Exercise objective: Your answer should be only a number: how many lines include the word "wind".

begin Listing

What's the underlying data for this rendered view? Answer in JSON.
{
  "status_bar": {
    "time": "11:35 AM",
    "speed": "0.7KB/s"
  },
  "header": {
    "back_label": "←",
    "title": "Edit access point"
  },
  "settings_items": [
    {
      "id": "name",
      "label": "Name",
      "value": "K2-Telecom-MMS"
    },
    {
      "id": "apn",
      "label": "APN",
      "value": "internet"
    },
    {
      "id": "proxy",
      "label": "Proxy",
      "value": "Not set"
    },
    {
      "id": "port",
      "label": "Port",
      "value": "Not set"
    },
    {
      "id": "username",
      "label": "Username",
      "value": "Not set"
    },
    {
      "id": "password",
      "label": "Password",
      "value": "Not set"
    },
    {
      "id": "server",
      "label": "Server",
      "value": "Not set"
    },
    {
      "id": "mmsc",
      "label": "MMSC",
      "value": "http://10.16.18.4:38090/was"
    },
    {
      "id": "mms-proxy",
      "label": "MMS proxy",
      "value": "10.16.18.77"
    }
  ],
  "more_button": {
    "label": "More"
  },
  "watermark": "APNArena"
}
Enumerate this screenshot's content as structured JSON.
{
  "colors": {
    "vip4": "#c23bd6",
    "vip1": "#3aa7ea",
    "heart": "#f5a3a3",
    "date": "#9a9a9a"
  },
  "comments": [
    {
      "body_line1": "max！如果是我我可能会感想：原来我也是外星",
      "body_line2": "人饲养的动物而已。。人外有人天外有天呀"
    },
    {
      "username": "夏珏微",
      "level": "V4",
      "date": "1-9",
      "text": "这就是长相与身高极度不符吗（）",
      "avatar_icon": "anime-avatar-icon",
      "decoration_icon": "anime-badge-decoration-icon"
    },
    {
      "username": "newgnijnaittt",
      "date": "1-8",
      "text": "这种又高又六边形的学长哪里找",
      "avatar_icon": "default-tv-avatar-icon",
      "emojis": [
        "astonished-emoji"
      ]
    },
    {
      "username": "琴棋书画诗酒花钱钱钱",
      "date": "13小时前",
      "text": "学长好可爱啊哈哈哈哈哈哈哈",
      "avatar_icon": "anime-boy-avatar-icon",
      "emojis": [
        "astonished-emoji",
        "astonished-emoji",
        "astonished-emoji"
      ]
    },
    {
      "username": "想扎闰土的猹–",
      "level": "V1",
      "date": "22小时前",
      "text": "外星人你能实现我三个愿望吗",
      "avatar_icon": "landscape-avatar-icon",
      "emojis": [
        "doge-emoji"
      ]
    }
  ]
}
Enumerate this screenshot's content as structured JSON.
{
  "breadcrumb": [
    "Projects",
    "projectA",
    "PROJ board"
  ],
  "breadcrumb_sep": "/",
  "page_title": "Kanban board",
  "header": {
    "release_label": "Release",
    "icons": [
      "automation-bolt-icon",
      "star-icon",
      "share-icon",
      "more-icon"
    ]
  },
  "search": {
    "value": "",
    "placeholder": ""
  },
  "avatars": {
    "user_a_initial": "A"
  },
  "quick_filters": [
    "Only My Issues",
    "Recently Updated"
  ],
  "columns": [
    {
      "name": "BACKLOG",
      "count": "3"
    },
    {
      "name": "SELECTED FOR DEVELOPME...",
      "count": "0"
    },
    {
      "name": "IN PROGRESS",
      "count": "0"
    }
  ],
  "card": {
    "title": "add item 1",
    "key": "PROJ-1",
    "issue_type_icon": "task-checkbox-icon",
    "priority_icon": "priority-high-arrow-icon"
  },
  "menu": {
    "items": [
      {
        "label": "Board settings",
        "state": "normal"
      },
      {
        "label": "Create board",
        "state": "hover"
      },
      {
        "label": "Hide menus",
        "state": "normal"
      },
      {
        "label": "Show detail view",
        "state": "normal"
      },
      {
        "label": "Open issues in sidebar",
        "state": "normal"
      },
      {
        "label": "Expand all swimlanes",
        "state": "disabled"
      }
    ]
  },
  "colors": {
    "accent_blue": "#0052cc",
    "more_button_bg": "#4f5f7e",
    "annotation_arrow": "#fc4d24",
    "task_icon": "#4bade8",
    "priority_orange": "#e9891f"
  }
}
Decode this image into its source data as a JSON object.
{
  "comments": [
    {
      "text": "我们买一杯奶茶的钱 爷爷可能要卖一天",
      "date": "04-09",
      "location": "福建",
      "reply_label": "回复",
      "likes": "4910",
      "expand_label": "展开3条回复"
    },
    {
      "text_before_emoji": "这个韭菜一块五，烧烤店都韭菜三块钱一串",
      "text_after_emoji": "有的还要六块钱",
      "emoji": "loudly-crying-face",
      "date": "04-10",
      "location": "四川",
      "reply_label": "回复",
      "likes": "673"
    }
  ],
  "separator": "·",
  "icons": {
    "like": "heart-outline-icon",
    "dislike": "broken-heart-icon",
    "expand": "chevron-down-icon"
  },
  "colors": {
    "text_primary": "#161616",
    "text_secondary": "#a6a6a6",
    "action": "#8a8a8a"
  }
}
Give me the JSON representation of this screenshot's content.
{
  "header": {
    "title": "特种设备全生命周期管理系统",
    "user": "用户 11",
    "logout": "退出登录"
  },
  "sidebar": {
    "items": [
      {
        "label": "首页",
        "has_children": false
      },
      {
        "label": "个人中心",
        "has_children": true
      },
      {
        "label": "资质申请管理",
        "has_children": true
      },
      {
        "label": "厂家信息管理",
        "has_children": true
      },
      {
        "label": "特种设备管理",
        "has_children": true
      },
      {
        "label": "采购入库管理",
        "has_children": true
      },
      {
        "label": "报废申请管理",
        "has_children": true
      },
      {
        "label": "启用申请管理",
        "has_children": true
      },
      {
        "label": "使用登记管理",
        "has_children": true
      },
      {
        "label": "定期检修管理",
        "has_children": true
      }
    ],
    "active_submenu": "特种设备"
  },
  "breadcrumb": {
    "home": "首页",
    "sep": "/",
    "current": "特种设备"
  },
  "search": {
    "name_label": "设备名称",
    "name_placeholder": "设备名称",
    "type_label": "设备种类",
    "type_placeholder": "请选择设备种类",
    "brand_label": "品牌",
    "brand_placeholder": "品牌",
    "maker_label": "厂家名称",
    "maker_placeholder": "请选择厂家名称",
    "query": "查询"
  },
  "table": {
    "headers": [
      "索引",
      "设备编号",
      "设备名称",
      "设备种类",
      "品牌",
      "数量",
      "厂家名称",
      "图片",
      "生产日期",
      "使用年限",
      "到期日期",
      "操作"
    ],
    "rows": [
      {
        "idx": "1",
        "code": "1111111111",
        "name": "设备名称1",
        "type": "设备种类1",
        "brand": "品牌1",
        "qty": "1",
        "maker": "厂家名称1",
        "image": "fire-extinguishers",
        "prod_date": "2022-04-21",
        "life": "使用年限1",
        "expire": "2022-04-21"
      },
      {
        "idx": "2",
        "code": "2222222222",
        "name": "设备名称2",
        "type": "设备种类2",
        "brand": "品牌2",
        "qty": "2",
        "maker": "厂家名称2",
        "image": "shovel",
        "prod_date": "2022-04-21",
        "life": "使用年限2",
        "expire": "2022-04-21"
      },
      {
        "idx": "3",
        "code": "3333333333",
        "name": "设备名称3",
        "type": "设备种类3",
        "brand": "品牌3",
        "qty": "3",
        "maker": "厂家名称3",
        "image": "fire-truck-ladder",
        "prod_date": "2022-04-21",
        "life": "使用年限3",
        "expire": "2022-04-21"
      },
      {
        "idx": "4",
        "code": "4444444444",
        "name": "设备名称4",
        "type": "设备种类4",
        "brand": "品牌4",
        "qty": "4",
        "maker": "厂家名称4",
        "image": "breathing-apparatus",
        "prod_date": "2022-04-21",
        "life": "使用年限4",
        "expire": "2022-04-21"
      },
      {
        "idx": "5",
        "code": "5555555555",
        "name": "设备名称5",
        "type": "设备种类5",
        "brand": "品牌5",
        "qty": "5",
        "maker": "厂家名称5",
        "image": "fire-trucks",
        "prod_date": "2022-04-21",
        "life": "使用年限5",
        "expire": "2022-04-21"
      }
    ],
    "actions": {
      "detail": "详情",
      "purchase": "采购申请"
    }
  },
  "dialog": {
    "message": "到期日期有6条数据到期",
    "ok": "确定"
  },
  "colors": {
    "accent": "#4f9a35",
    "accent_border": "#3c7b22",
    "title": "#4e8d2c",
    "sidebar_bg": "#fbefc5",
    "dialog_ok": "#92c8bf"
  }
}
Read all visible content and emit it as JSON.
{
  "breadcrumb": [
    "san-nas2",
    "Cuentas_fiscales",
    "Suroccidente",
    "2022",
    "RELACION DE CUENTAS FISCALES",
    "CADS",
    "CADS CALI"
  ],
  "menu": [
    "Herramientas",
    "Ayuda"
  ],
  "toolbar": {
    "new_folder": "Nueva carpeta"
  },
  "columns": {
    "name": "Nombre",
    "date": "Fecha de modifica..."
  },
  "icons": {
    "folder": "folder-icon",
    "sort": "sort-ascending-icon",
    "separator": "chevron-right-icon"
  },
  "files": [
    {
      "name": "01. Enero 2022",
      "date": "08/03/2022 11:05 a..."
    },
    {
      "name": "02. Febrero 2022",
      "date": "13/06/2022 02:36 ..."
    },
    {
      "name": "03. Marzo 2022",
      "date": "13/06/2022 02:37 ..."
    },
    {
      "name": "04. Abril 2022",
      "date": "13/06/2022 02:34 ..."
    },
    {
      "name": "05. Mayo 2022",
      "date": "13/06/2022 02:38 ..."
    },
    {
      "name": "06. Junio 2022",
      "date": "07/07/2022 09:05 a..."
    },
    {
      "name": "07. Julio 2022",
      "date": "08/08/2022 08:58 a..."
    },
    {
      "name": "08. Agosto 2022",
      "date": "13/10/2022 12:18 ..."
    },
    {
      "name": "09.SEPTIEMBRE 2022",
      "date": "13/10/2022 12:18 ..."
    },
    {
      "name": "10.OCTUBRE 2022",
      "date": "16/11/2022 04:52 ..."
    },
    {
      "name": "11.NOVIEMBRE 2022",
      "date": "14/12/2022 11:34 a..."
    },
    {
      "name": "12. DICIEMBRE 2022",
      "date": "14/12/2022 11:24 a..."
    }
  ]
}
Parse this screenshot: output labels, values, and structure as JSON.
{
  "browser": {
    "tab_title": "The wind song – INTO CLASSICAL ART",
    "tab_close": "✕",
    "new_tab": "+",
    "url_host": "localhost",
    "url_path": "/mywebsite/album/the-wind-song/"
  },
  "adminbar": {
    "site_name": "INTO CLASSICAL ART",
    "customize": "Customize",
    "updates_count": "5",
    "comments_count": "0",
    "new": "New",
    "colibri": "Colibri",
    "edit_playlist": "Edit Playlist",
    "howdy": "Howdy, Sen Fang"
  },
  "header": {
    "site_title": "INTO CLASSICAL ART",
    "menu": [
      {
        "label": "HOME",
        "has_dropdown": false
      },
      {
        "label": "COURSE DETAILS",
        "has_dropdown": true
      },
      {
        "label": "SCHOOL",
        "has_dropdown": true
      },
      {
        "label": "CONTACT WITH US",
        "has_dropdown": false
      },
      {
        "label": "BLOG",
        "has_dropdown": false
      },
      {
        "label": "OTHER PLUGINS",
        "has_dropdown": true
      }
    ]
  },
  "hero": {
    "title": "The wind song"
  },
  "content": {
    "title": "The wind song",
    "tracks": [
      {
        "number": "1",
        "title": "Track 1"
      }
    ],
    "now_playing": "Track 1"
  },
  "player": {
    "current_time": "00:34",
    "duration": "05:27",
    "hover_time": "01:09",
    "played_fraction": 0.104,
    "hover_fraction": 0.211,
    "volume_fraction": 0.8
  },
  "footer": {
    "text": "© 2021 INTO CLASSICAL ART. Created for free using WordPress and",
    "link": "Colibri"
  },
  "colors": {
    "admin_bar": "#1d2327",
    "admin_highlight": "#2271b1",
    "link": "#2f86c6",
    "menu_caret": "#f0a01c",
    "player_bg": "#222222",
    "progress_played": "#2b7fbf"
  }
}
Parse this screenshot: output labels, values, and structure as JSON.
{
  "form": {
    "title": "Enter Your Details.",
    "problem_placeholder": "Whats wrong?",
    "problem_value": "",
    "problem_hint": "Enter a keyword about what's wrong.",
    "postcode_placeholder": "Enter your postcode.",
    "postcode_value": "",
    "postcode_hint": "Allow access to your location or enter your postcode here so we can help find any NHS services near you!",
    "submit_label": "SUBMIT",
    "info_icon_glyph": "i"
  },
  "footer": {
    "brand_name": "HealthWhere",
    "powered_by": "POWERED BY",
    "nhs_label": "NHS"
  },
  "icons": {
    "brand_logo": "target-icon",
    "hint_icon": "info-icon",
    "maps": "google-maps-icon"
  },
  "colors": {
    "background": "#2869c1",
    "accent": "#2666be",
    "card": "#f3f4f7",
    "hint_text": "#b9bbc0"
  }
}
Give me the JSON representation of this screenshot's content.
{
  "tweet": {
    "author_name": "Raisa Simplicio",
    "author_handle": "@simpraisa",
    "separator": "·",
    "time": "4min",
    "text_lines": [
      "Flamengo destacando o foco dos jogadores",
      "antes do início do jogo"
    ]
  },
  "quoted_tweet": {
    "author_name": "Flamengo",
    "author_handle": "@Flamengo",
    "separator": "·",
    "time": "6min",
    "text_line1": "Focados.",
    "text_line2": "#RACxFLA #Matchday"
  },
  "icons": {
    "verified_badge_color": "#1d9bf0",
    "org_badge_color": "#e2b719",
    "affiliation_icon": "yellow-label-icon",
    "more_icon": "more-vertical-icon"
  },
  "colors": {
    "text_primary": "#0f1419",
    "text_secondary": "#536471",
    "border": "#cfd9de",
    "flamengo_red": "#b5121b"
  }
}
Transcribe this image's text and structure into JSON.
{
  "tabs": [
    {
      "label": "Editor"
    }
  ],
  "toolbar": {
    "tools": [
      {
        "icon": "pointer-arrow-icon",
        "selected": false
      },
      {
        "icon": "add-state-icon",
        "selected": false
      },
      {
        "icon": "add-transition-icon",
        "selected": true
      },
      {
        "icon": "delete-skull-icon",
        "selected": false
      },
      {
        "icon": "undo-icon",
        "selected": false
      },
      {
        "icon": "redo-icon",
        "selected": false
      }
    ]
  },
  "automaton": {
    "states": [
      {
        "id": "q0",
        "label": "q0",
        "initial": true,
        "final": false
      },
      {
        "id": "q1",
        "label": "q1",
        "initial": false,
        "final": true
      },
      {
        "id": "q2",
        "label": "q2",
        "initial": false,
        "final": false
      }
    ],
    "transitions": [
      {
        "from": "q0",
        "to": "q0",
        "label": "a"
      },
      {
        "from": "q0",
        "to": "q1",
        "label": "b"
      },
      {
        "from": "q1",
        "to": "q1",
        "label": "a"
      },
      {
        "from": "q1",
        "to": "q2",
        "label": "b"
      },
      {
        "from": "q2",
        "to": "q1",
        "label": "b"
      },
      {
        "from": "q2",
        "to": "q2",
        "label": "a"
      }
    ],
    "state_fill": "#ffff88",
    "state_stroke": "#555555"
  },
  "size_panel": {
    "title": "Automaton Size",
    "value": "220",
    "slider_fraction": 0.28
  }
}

end Listing

Finished exercise: 4